- [RECORDS FOR PROCESSING]:

------------

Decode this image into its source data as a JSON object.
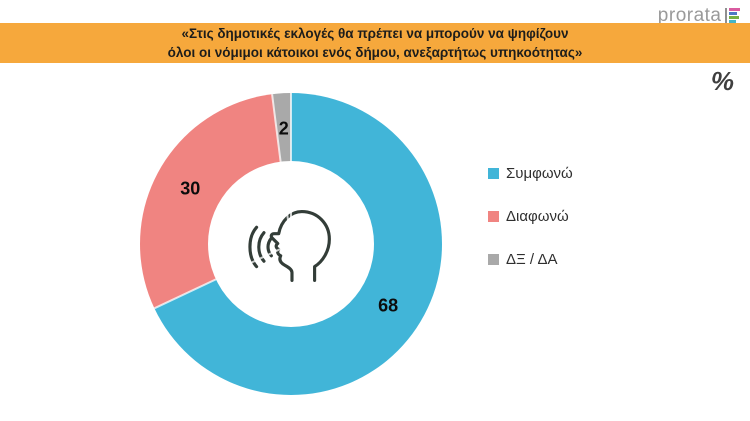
{
  "logo": {
    "text": "prorata"
  },
  "header": {
    "title_line1": "«Στις δημοτικές εκλογές θα πρέπει να μπορούν να ψηφίζουν",
    "title_line2": "όλοι οι νόμιμοι κάτοικοι ενός δήμου, ανεξαρτήτως υπηκοότητας»",
    "banner_color": "#f6a83c"
  },
  "unit_symbol": "%",
  "chart_data": {
    "type": "pie",
    "style": "donut",
    "title": "«Στις δημοτικές εκλογές θα πρέπει να μπορούν να ψηφίζουν όλοι οι νόμιμοι κάτοικοι ενός δήμου, ανεξαρτήτως υπηκοότητας»",
    "unit": "%",
    "categories": [
      "Συμφωνώ",
      "Διαφωνώ",
      "ΔΞ / ΔΑ"
    ],
    "values": [
      68,
      30,
      2
    ],
    "colors": [
      "#41b5d8",
      "#f08481",
      "#a9a9a9"
    ],
    "start_angle_deg": 0,
    "direction": "clockwise",
    "legend_position": "right",
    "center_icon": "speaking-head",
    "inner_radius_ratio": 0.55
  },
  "legend": {
    "items": [
      {
        "label": "Συμφωνώ",
        "color": "#41b5d8"
      },
      {
        "label": "Διαφωνώ",
        "color": "#f08481"
      },
      {
        "label": "ΔΞ / ΔΑ",
        "color": "#a9a9a9"
      }
    ]
  }
}
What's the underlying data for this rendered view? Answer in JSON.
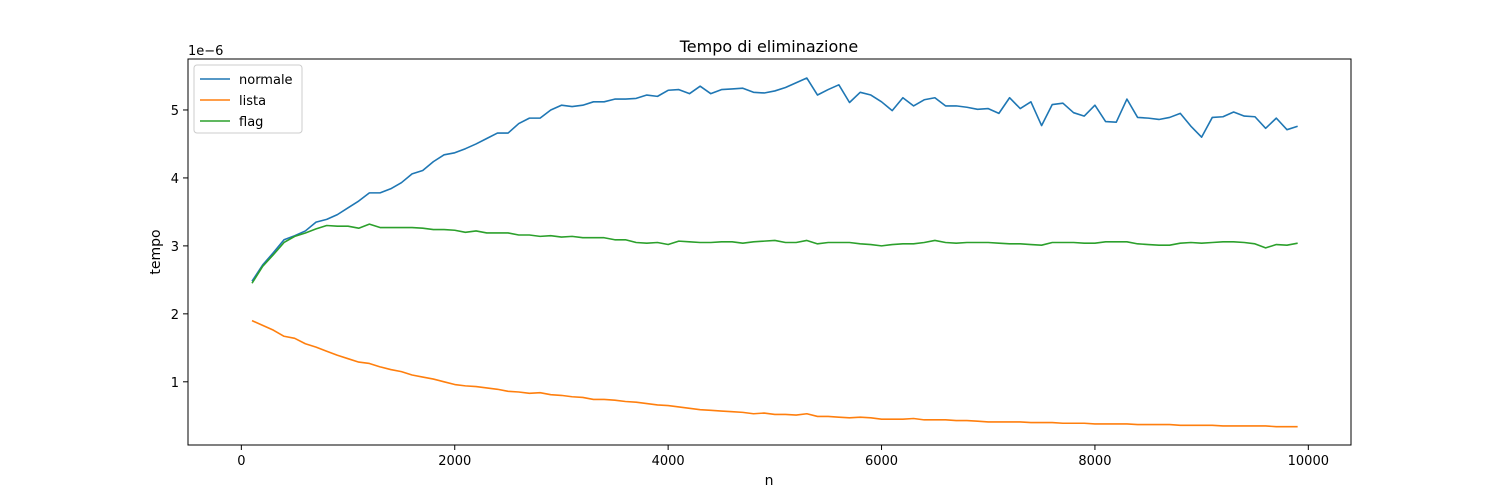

------------

- [JOB]: Do not include the images; transcribe the rest of the listing exactly.

- [EXERCISE SOLUTION]:
Decode this image into its source data as a JSON object.
{
  "logo": {
    "text": "prorata"
  },
  "header": {
    "title_line1": "«Στις δημοτικές εκλογές θα πρέπει να μπορούν να ψηφίζουν",
    "title_line2": "όλοι οι νόμιμοι κάτοικοι ενός δήμου, ανεξαρτήτως υπηκοότητας»",
    "banner_color": "#f6a83c"
  },
  "unit_symbol": "%",
  "chart_data": {
    "type": "pie",
    "style": "donut",
    "title": "«Στις δημοτικές εκλογές θα πρέπει να μπορούν να ψηφίζουν όλοι οι νόμιμοι κάτοικοι ενός δήμου, ανεξαρτήτως υπηκοότητας»",
    "unit": "%",
    "categories": [
      "Συμφωνώ",
      "Διαφωνώ",
      "ΔΞ / ΔΑ"
    ],
    "values": [
      68,
      30,
      2
    ],
    "colors": [
      "#41b5d8",
      "#f08481",
      "#a9a9a9"
    ],
    "start_angle_deg": 0,
    "direction": "clockwise",
    "legend_position": "right",
    "center_icon": "speaking-head",
    "inner_radius_ratio": 0.55
  },
  "legend": {
    "items": [
      {
        "label": "Συμφωνώ",
        "color": "#41b5d8"
      },
      {
        "label": "Διαφωνώ",
        "color": "#f08481"
      },
      {
        "label": "ΔΞ / ΔΑ",
        "color": "#a9a9a9"
      }
    ]
  }
}
What's the underlying data for this rendered view? Answer in JSON.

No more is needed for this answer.